= SHORT PROBLEM 1 =
Please convert the records into a numbered list with blank lines dropped, starting with the line containing "series-line-mar [103,131,1129,637]" and going on through the end of the records. Leave the pictures out of the list.

Cluster
Manage and monitor your compute cluster nodes for ML workloads.

Overview
The Cluster section provides comprehensive management of compute nodes that power your ML experiments, training jobs, and deployments. Monitor resource utilization, manage node configurations, and ensure optimal cluster health.
Cluster Dashboard
The dashboard displays key cluster metrics at a glance:
Summary Cards:
Total Nodes: Total number of nodes in the cluster
Online: Number of nodes currently online
Busy: Number of nodes actively processing workloads
CPU Usage (%): Average CPU usage across cluster
Memory Usage (%): Average memory usage across cluster
Node List View
The cluster table shows all nodes with the following information:
Columns:
Node: Node name and details (hostname, IP address)
Type: Node type (GPU, CPU)
Status: Current status (Online, Offline, Maintenance)
Resources: Available resources (CPU cores, RAM, GPU)
Usage: Real-time CPU and Memory usage with progress bars
Jobs: Running jobs count
Uptime: Node uptime duration
Health: Health status (Healthy, Warning, Critical)
Actions: Quick actions menu
Filtering and Search:
Search by node name or IP
Filter by Type (GPU, CPU, All)
Filter by Status (Online, Offline, Busy, Maintenance)
Creating a Cluster Node
Navigate to Deep Learning Platform → Cluster → Click Create

Basic Information
Node Name* (Required)
Unique identifier for the cluster node
Example:
gpu-node-01,cpu-node-high-mem
Hostname* (Required)
Network hostname
Example:
gpu01.cluster.local
IP Address* (Required)
IPv4 address of the node
Example:
192.168.1.101
Node Type* (Required)

= TASK MATERIAL =
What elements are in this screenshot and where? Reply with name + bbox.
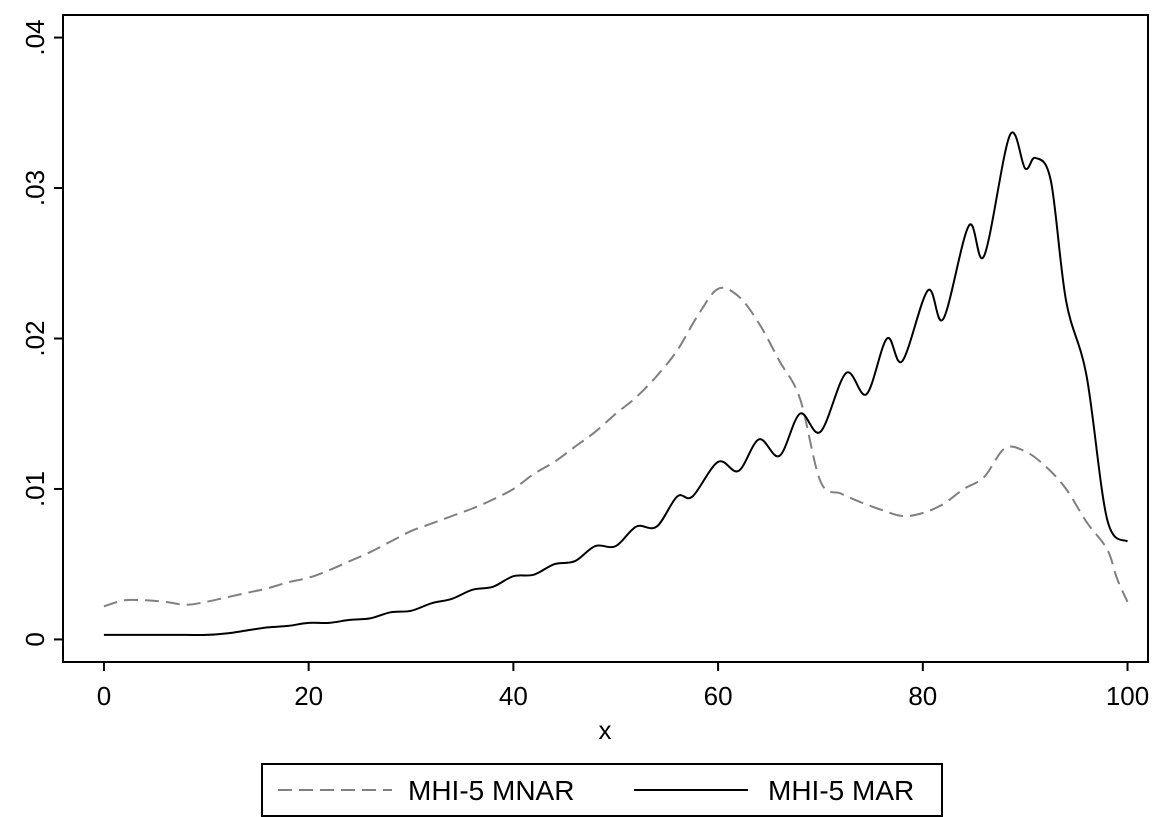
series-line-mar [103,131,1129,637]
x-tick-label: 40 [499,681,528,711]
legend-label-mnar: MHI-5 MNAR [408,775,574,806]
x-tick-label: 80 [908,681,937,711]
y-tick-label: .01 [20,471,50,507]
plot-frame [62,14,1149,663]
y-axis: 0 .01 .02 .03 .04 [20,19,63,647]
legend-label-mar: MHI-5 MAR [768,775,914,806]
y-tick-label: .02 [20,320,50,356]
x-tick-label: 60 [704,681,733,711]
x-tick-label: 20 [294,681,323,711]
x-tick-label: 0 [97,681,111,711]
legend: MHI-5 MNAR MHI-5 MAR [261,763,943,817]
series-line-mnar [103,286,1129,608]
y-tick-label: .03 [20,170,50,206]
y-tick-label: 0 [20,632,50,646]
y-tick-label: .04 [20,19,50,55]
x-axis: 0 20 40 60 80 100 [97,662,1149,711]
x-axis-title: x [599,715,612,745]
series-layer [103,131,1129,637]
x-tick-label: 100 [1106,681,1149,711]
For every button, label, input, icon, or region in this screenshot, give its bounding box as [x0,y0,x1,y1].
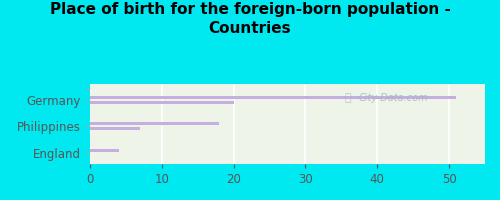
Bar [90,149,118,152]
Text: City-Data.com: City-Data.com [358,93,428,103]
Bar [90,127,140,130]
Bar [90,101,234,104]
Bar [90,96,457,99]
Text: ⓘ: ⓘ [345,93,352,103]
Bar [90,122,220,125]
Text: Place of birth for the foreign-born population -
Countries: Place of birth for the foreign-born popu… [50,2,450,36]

= SHORT PROBLEM 2 =
Condense the paragraph of the cluster documentation that begins "The Cluster section provides" into one shorter sentence that keeps its main facts.

= RESULT 1 =
1. series-line-mar [103,131,1129,637]
2. x-tick-label: 40 [499,681,528,711]
3. legend-label-mnar: MHI-5 MNAR [408,775,574,806]
4. x-tick-label: 80 [908,681,937,711]
5. y-tick-label: .01 [20,471,50,507]
6. plot-frame [62,14,1149,663]
7. y-axis: 0 .01 .02 .03 .04 [20,19,63,647]
8. legend-label-mar: MHI-5 MAR [768,775,914,806]
9. y-tick-label: .02 [20,320,50,356]
10. x-tick-label: 60 [704,681,733,711]
11. x-tick-label: 20 [294,681,323,711]
12. x-tick-label: 0 [97,681,111,711]
13. legend: MHI-5 MNAR MHI-5 MAR [261,763,943,817]
14. series-line-mnar [103,286,1129,608]
15. y-tick-label: .03 [20,170,50,206]
16. y-tick-label: 0 [20,632,50,646]
17. y-tick-label: .04 [20,19,50,55]
18. x-axis: 0 20 40 60 80 100 [97,662,1149,711]
19. x-axis-title: x [599,715,612,745]
20. series-layer [103,131,1129,637]
21. x-tick-label: 100 [1106,681,1149,711]
22. For every button, label, input, icon, or region in this screenshot, give its bounding box as [x0,y0,x1,y1].
23. Bar [90,149,118,152]
24. Text: City-Data.com: City-Data.com [358,93,428,103]
25. Bar [90,127,140,130]
26. Bar [90,101,234,104]
27. Bar [90,96,457,99]
28. Text: ⓘ: ⓘ [345,93,352,103]
29. Bar [90,122,220,125]
30. Text: Place of birth for the foreign-born population -
31. Countries: Place of birth for the foreign-born popu… [50,2,450,36]

= RESULT 2 =
The Cluster section manages the compute nodes behind ML experiments, training jobs, and deployments, letting you monitor resource utilization, manage node configurations, and keep the cluster healthy.